>> BEGIN PASSAGE

This Rights Certificate is subject to all the terms and conditions of the Rights Agreement, which terms and conditions are hereby incorporated herein by reference and made a part hereof and to which Rights Agreement reference is hereby made for a full description of the rights, limitations of rights, obligations, duties and immunities hereunder of the Rights Agent, the Company and the holders of the Rights Certificates. Copies of the Rights Agreement are on file at the principal office of the Company and are available from the Company upon written request.
This Rights Certificate, with or without other Rights Certificates, upon surrender at the office of the Rights Agent designated for such purpose, may be exchanged for another Rights Certificate or Rights Certificates of like tenor and date evidencing an aggregate number of Rights equal to the aggregate number of Rights evidenced by the Rights Certificate or Rights Certificates surrendered. If this Rights Certificate shall be exercised in part, the registered holder shall be entitled to receive, upon surrender hereof, another Rights Certificate or Rights Certificates for the number of whole Rights not exercised.
Subject to the provisions of the Rights Agreement, the Rights evidenced by this Certificate may be redeemed by the Company under certain circumstances at its option at a redemption price of $.001 per Right, payable at the Company’s option in cash or in common stock of the Company, subject to adjustment in certain events as provided in the Rights Agreement.
No fractional shares of Preferred Stock will be issued upon the exercise of any Right or Rights evidenced hereby (other than fractions which are integral multiples of one one-thousandth of a share of Preferred Stock), but in lieu thereof a cash payment will be made, as provided in the Rights Agreement.

>> END PASSAGE

» **SHORT TASK 1**: In the entries, write out the lines beginning with the one that contains "Localize each UI" and ending after the one that contains "legend-frame [42,92,151,147]", swapping "UI component" for "interface widget" and leaving everything else unchanged.
The text and the entries have nothing to do with each other.

>> BEGIN DATA TO PROCESS

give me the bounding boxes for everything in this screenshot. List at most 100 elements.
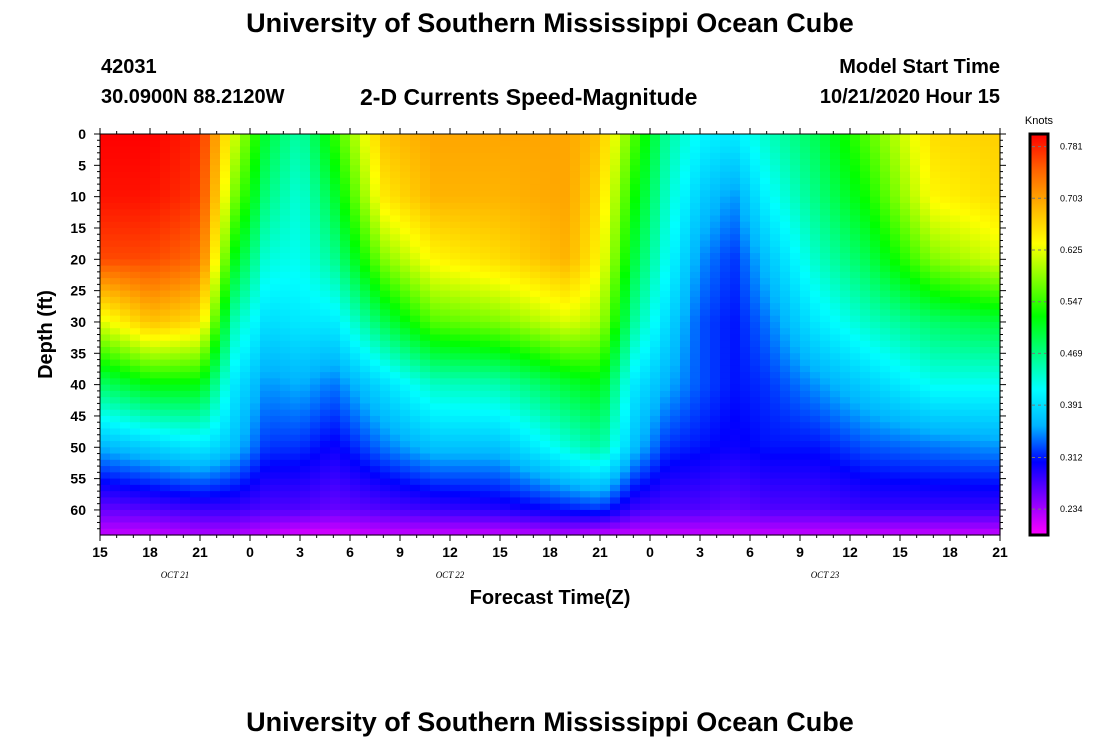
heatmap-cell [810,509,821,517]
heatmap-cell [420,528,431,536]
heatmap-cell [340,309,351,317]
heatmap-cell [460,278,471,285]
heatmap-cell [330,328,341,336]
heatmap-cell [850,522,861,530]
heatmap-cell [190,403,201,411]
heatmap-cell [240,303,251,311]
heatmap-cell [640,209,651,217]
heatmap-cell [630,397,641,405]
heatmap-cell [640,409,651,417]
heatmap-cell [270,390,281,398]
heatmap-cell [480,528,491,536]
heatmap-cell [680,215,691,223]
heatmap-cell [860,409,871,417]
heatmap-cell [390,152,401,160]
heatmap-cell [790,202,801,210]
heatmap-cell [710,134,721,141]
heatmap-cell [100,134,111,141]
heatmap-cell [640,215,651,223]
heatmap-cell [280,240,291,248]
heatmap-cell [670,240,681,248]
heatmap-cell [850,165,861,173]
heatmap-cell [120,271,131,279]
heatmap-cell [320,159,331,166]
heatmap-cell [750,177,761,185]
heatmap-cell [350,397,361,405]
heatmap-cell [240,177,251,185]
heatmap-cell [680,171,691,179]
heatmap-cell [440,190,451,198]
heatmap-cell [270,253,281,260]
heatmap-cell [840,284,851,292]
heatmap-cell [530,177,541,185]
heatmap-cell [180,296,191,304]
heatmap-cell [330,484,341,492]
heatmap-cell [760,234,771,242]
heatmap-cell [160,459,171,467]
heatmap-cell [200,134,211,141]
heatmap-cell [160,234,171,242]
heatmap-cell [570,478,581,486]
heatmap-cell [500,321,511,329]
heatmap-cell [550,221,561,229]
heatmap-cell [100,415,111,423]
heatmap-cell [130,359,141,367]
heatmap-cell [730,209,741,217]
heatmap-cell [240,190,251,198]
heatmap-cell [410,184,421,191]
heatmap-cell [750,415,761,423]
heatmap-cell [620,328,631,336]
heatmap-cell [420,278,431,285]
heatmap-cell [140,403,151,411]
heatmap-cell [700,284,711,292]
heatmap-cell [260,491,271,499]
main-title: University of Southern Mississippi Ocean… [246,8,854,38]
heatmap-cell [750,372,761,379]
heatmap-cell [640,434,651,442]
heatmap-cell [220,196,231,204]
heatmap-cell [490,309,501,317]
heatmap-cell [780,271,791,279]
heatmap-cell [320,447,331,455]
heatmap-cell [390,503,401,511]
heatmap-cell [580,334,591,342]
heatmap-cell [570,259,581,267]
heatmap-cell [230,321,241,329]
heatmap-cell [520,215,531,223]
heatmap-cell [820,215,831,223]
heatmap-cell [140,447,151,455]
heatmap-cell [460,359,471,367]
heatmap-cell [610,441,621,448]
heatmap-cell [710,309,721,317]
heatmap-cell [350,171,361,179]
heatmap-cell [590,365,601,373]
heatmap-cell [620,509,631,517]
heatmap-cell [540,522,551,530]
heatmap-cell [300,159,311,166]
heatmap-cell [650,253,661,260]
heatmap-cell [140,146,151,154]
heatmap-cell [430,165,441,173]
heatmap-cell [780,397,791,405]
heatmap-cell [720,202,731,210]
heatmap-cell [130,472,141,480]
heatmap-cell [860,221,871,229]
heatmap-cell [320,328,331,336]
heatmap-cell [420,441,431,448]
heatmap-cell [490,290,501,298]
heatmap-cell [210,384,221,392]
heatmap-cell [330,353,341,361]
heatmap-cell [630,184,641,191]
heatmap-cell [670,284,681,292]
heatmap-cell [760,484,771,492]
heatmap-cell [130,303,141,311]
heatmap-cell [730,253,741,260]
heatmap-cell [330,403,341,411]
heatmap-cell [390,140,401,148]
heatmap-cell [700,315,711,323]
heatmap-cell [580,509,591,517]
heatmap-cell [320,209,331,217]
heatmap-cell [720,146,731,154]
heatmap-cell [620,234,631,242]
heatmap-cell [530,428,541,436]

>> END DATA TO PROCESS
>> BEGIN DATA TO PROCESS

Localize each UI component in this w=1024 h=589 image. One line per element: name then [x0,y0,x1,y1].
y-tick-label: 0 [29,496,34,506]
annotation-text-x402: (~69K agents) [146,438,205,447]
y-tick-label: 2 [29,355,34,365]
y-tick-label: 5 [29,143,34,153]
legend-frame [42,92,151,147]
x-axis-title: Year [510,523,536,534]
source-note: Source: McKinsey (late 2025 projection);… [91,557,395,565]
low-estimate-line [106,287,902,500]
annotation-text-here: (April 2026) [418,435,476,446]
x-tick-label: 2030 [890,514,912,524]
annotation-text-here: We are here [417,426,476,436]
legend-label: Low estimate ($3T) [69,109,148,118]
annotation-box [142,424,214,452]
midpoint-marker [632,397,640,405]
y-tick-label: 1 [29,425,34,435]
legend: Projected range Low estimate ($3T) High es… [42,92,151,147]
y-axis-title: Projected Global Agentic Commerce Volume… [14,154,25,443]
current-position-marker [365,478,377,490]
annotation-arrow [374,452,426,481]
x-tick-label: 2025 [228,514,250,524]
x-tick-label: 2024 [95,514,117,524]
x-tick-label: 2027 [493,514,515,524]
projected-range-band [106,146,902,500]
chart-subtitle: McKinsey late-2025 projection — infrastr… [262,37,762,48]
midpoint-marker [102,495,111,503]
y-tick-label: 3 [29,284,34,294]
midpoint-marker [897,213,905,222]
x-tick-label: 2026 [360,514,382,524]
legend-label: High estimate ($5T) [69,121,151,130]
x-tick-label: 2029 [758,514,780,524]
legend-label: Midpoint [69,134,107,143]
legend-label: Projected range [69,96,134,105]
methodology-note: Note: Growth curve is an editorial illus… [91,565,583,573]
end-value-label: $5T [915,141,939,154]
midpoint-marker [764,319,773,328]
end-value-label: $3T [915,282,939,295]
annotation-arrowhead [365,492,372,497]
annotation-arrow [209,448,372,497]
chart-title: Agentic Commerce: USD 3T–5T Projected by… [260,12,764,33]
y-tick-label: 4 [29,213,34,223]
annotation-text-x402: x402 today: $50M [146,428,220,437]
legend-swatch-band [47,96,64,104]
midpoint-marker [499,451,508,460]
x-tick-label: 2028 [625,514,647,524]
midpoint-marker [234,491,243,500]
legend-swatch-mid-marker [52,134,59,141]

>> END DATA TO PROCESS

» **SHORT TASK 2**: Extend the Rights Certificate text with the next part, picking up after its last sentence.

» **ANSWER 1**:
Localize each interface widget in this w=1024 h=589 image. One line per element: name then [x0,y0,x1,y1].
y-tick-label: 0 [29,496,34,506]
annotation-text-x402: (~69K agents) [146,438,205,447]
y-tick-label: 2 [29,355,34,365]
y-tick-label: 5 [29,143,34,153]
legend-frame [42,92,151,147]

» **ANSWER 2**:
No holder of this Rights Certificate, as such, shall he entitled to vote or receive dividends or be deemed for any purpose the holder of Preferred Stock or of any other securities which may at any time be issuable on the exercise hereof, nor shall anything contained in the Rights Agreement or herein be constituted to confer upon the holder hereof, as such, any of the rights of a shareholder of the Company or any right to vote for the election of directors or upon any matter submitted to shareholders at any meeting thereof, or to give or withhold consent to any corporate action, or to receive notice of meetings or other actions affecting shareholders (except as provided in the Rights Agreement), or to receive dividends or subscription rights, or otherwise, until the Rights evidenced by this Rights Certificate shall have been exercised as provided in the Rights Agreement.
This Rights Certificate shall not be valid or obligatory for any purpose until it shall have been countersigned by the Rights Agent.
WITNESS the facsimile signature of the proper officers of the Company and its corporate seal. Dated as of , 20 .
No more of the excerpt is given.